Dataset items
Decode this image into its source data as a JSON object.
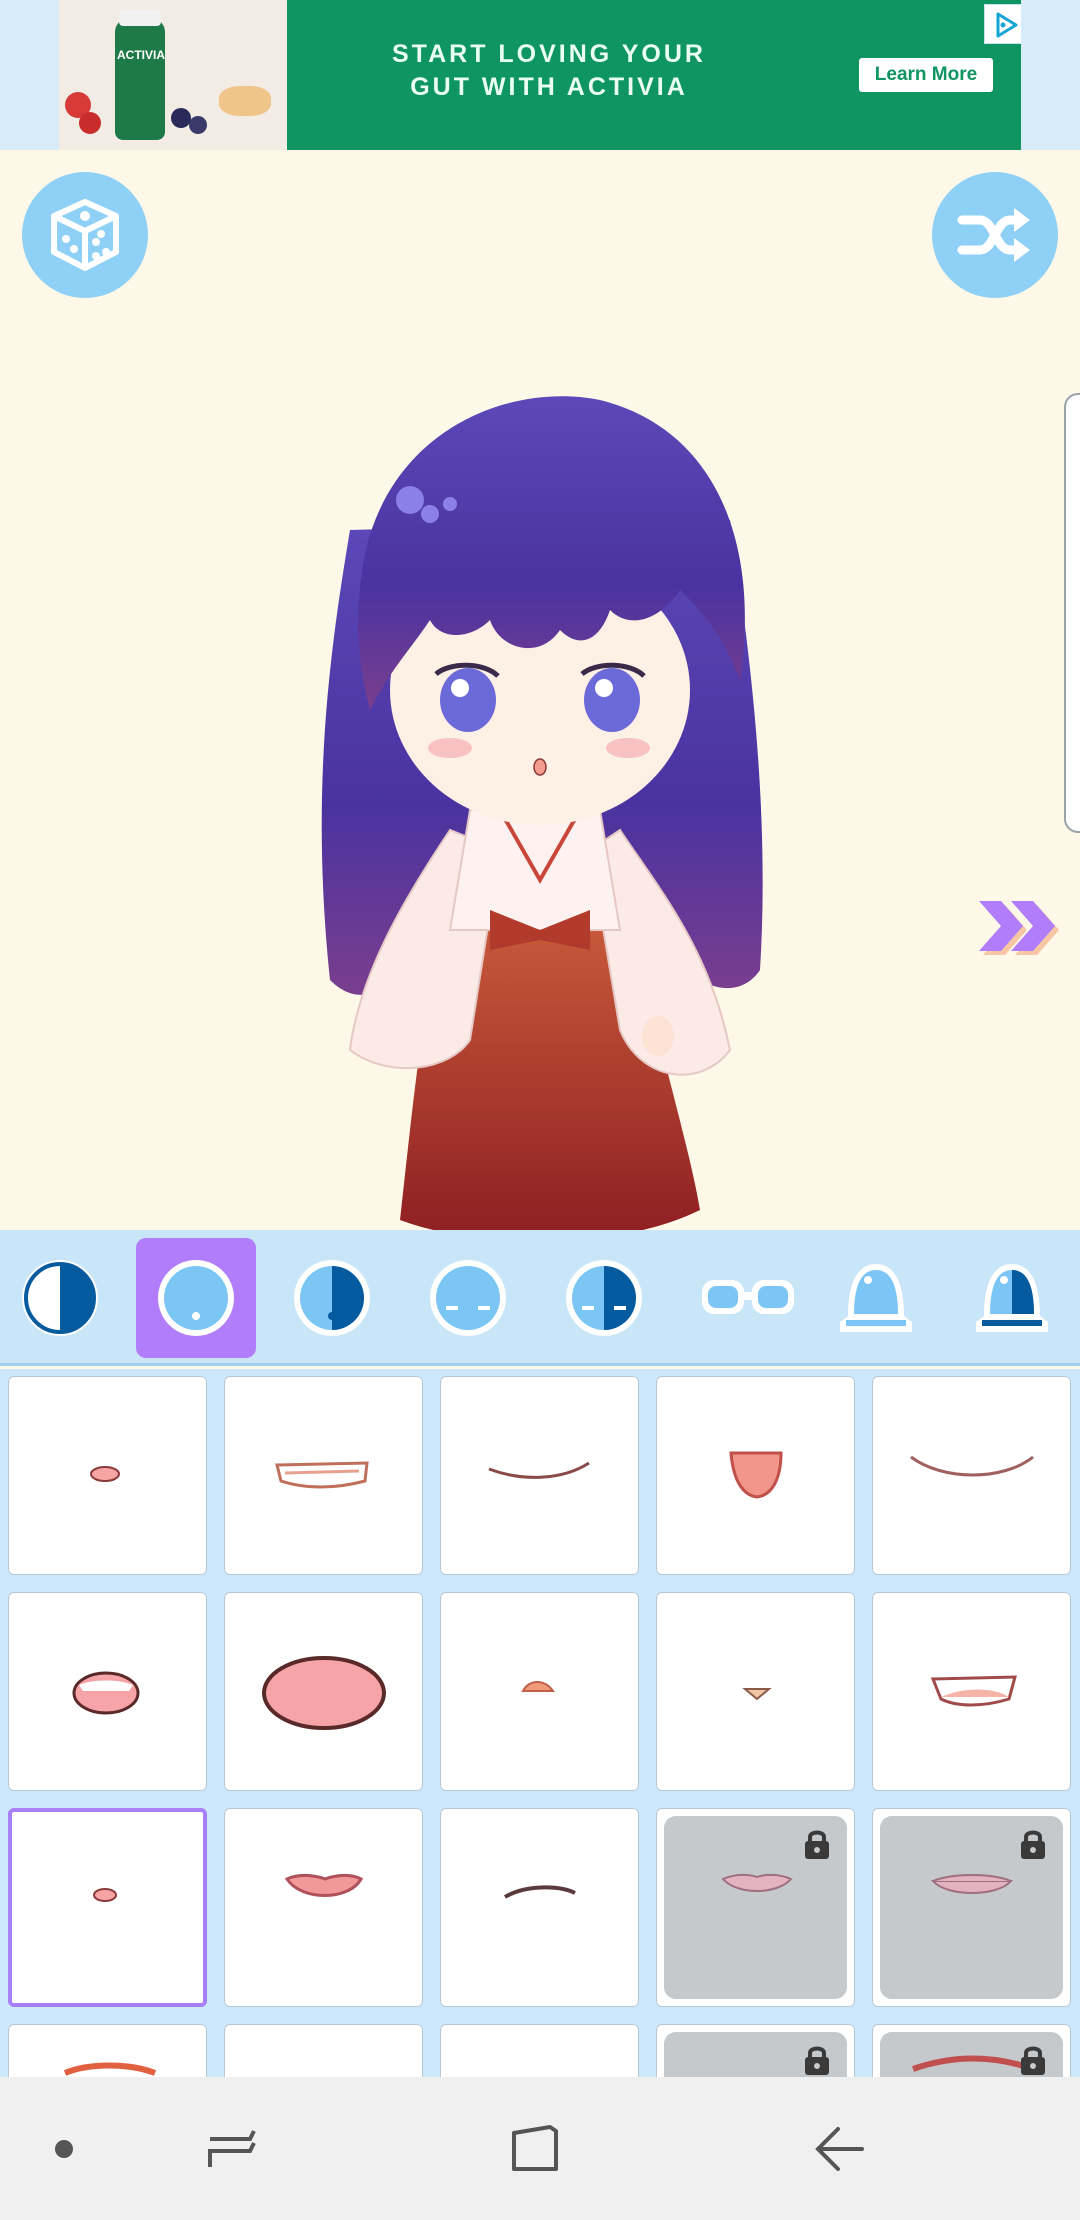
{
  "ad": {
    "headline_line1": "START LOVING YOUR",
    "headline_line2": "GUT WITH ACTIVIA",
    "cta": "Learn More",
    "bottle_label": "ACTIVIA",
    "close_symbol": "✕",
    "colors": {
      "background": "#0e9561",
      "accent": "#16a6d6"
    }
  },
  "toolbar": {
    "random_button_icon": "dice-icon",
    "shuffle_button_icon": "shuffle-icon",
    "next_icon": "double-chevron-right-icon"
  },
  "category_tabs": [
    {
      "icon": "face-blush-icon",
      "active": false
    },
    {
      "icon": "face-mouth-icon",
      "active": true
    },
    {
      "icon": "face-half-icon",
      "active": false
    },
    {
      "icon": "face-eyes-icon",
      "active": false
    },
    {
      "icon": "face-eyes-half-icon",
      "active": false
    },
    {
      "icon": "glasses-icon",
      "active": false
    },
    {
      "icon": "body-icon",
      "active": false
    },
    {
      "icon": "body-half-icon",
      "active": false
    }
  ],
  "mouth_options": {
    "selected_index": 10,
    "locked_indices": [
      13,
      14,
      18,
      19
    ],
    "items": [
      "mouth-small-icon",
      "mouth-grin-icon",
      "mouth-smile-line-icon",
      "mouth-open-icon",
      "mouth-wide-smile-icon",
      "mouth-teeth-icon",
      "mouth-big-open-icon",
      "mouth-tiny-icon",
      "mouth-dot-icon",
      "mouth-smirk-icon",
      "mouth-small-icon",
      "mouth-lips-icon",
      "mouth-frown-line-icon",
      "mouth-lips-locked-icon",
      "mouth-lips-locked-icon"
    ]
  },
  "navbar": {
    "items": [
      "recents-dot-icon",
      "recent-apps-icon",
      "home-icon",
      "back-icon"
    ]
  },
  "colors": {
    "canvas_bg": "#fdf8e7",
    "tab_active": "#b17dfb",
    "accent_blue": "#8fd1f6",
    "arrow_purple": "#b17dfb",
    "hair": "#5b3fb0",
    "skirt": "#b23a2c"
  }
}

JOB: Gather each line from the listing above that holds "lips".

SOLUTION TO THE EXERCISE:
      "mouth-lips-icon",
      "mouth-lips-locked-icon",
      "mouth-lips-locked-icon"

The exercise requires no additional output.